─── DATA IN THIS EXERCISE ───

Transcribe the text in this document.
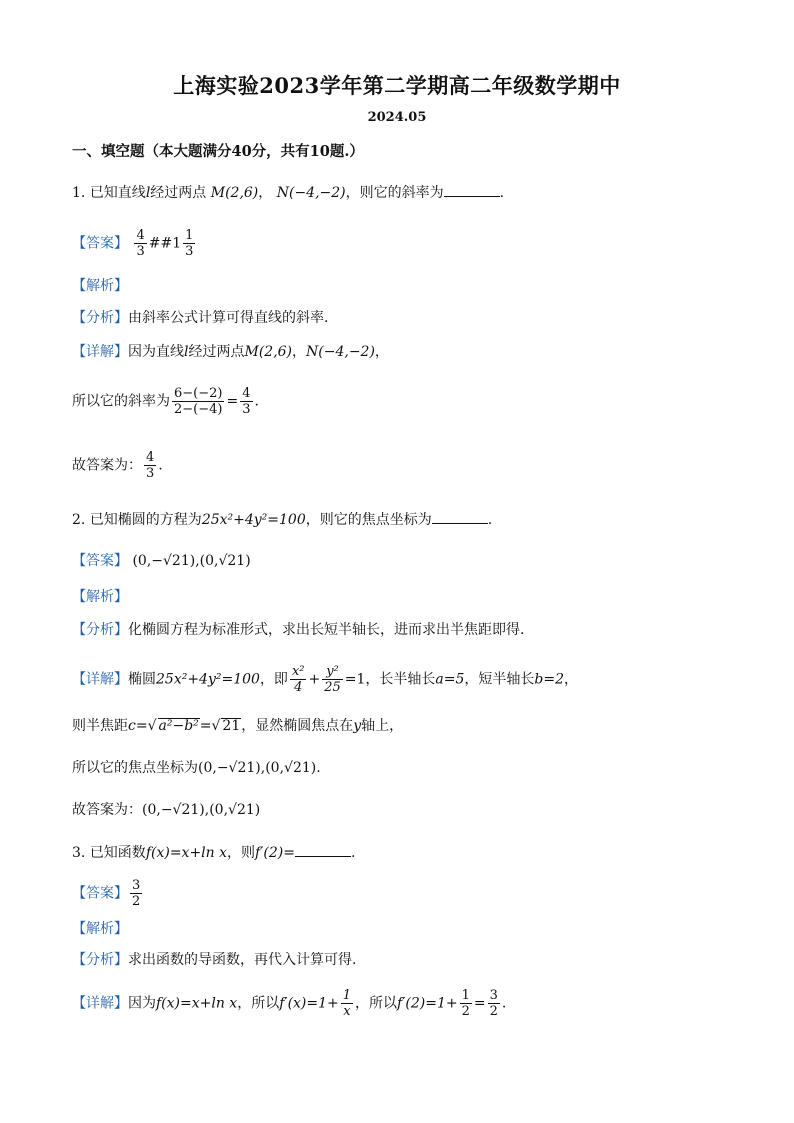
上海实验2023学年第二学期高二年级数学期中
2024.05
一、填空题（本大题满分40分，共有10题.）
1. 已知直线l经过两点 M(2,6)， N(−4,−2)，则它的斜率为	.
【答案】 $\frac{4}{3}$ ##1 $\frac{1}{3}$
【解析】
【分析】由斜率公式计算可得直线的斜率.
【详解】因为直线l经过两点M(2,6)，N(−4,−2)，
所以它的斜率为 $\frac{6-(-2)}{2-(-4)} = \frac{4}{3}$ .
故答案为： $\frac{4}{3}$ .
2. 已知椭圆的方程为25x²+4y²=100，则它的焦点坐标为	.
【答案】 (0,−√21),(0,√21)
【解析】
【分析】化椭圆方程为标准形式，求出长短半轴长，进而求出半焦距即得.
【详解】椭圆25x²+4y²=100，即 $\frac{\text{x²}}{4} + \frac{\text{y²}}{25} =1$，长半轴长a=5，短半轴长b=2，
则半焦距c=√ a²−b²=√ 21，显然椭圆焦点在y轴上，
所以它的焦点坐标为(0,−√21),(0,√21).
故答案为：(0,−√21),(0,√21)
3. 已知函数f(x)=x+ln x，则f′(2)=	.
【答案】 $\frac{3}{2}$
【解析】
【分析】求出函数的导函数，再代入计算可得.
【详解】因为f(x)=x+ln x，所以$f'(x)=1+ \frac{1}{x}$ ，所以$f'(2)=1+ \frac{1}{2} = \frac{3}{2}$ .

───

- OBJECTIVE:
Skip the pictures and print each record exactly as it stands.

- FULL OUTPUT:
Transcribe the text in this document.
上海实验2023学年第二学期高二年级数学期中
2024.05
一、填空题（本大题满分40分，共有10题.）
1. 已知直线l经过两点 M(2,6)， N(−4,−2)，则它的斜率为	.
【答案】 $\frac{4}{3}$ ##1 $\frac{1}{3}$
【解析】
【分析】由斜率公式计算可得直线的斜率.
【详解】因为直线l经过两点M(2,6)，N(−4,−2)，
所以它的斜率为 $\frac{6-(-2)}{2-(-4)} = \frac{4}{3}$ .
故答案为： $\frac{4}{3}$ .
2. 已知椭圆的方程为25x²+4y²=100，则它的焦点坐标为	.
【答案】 (0,−√21),(0,√21)
【解析】
【分析】化椭圆方程为标准形式，求出长短半轴长，进而求出半焦距即得.
【详解】椭圆25x²+4y²=100，即 $\frac{\text{x²}}{4} + \frac{\text{y²}}{25} =1$，长半轴长a=5，短半轴长b=2，
则半焦距c=√ a²−b²=√ 21，显然椭圆焦点在y轴上，
所以它的焦点坐标为(0,−√21),(0,√21).
故答案为：(0,−√21),(0,√21)
3. 已知函数f(x)=x+ln x，则f′(2)=	.
【答案】 $\frac{3}{2}$
【解析】
【分析】求出函数的导函数，再代入计算可得.
【详解】因为f(x)=x+ln x，所以$f'(x)=1+ \frac{1}{x}$ ，所以$f'(2)=1+ \frac{1}{2} = \frac{3}{2}$ .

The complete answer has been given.